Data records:
— Start —
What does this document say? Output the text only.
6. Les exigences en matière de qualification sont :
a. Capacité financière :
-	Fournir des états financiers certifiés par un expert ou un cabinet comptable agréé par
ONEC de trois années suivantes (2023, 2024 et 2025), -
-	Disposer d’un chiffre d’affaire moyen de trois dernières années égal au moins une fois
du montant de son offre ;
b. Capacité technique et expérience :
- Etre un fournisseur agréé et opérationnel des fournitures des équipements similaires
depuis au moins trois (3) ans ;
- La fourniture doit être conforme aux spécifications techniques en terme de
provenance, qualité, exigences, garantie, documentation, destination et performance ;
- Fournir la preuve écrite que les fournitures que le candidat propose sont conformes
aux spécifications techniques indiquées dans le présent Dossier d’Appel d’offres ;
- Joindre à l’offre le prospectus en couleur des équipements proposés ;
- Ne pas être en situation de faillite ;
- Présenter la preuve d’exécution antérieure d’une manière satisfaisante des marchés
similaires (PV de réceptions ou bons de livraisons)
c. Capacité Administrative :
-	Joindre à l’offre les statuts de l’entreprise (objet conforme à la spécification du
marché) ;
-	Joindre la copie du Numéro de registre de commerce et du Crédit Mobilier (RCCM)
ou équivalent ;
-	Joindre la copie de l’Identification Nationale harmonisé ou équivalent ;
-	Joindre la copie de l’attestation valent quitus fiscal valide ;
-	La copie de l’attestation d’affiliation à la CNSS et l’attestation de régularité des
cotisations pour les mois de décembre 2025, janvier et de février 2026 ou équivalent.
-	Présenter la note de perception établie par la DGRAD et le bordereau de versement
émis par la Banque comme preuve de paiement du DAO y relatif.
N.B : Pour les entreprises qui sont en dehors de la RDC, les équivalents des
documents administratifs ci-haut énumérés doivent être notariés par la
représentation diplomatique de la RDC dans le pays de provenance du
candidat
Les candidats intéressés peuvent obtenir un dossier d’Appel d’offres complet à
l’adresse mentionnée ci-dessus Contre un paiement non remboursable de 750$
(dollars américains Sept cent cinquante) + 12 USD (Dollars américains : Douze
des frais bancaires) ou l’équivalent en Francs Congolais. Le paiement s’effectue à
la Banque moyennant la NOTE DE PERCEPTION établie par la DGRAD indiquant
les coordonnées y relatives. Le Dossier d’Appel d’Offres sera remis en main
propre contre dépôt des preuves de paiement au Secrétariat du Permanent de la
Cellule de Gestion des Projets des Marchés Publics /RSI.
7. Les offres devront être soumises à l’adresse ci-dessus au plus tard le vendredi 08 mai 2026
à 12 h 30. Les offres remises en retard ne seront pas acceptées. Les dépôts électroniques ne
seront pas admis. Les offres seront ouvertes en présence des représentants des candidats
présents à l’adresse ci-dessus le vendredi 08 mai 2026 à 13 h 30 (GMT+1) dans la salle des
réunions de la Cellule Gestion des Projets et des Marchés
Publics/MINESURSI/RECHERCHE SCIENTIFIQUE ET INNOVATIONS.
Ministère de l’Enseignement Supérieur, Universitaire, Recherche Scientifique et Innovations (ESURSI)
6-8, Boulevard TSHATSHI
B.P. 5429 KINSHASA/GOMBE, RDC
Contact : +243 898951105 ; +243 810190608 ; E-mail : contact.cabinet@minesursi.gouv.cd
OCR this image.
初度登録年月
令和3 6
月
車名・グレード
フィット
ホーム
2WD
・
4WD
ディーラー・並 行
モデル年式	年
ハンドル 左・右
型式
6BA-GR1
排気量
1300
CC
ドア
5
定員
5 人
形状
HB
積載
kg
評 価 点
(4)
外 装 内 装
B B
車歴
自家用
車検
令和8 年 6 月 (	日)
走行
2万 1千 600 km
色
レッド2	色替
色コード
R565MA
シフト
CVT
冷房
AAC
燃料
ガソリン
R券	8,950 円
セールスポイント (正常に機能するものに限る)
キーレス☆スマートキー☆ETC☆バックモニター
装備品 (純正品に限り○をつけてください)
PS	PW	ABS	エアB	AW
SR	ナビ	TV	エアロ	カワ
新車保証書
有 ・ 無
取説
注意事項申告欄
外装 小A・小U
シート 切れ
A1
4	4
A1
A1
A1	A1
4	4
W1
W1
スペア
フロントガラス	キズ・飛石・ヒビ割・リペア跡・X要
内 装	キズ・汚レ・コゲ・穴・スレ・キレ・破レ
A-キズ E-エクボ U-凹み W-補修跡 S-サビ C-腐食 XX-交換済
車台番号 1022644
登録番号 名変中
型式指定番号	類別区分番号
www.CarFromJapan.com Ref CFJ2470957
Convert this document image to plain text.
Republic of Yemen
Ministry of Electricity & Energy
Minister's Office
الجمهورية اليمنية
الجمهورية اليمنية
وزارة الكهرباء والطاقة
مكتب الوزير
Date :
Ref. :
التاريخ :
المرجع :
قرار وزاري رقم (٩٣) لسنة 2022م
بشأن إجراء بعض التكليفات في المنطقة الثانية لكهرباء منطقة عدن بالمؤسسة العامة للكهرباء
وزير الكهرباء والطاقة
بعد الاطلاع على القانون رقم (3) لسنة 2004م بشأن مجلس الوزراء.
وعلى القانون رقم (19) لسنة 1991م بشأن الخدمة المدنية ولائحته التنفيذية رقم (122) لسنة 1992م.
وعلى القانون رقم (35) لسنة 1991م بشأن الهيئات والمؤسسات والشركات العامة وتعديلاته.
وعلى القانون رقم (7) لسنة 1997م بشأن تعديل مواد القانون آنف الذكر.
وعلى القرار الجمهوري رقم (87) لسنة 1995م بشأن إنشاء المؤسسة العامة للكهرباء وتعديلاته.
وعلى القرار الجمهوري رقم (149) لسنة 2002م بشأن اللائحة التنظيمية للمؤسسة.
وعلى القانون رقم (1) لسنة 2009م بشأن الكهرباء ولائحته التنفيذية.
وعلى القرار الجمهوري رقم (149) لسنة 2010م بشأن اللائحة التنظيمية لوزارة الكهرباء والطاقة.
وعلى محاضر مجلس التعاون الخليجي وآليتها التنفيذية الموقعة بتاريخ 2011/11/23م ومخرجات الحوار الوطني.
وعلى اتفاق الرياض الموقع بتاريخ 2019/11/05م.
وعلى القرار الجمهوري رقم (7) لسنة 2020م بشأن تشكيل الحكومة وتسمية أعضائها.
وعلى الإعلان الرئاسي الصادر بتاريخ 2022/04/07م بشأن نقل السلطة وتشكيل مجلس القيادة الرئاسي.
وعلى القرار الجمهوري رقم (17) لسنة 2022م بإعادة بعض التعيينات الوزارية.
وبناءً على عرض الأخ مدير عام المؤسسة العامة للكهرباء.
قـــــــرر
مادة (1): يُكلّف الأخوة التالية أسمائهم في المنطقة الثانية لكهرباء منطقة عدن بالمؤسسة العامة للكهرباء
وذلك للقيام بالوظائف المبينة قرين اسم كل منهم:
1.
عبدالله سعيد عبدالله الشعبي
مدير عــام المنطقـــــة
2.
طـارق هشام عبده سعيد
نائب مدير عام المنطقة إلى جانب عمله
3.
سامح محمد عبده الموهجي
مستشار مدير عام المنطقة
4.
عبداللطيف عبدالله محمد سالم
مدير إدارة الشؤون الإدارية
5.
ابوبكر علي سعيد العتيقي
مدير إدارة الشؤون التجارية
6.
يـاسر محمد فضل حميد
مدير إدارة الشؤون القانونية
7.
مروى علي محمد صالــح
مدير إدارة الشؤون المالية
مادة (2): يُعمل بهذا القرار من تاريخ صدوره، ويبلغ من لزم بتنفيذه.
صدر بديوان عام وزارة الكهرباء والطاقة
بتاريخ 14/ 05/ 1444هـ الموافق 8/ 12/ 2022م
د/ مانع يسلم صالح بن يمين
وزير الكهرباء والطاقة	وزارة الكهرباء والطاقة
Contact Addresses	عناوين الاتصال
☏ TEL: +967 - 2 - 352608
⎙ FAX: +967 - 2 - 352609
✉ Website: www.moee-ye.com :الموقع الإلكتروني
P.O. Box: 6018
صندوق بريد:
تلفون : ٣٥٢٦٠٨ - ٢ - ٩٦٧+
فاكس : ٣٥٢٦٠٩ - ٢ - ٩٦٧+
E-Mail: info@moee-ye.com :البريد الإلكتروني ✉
— End —
## SET EXERCISE
Your answer should be a single number: how many lines in the data above include "DGRAD"?

## FULL ANSWER
2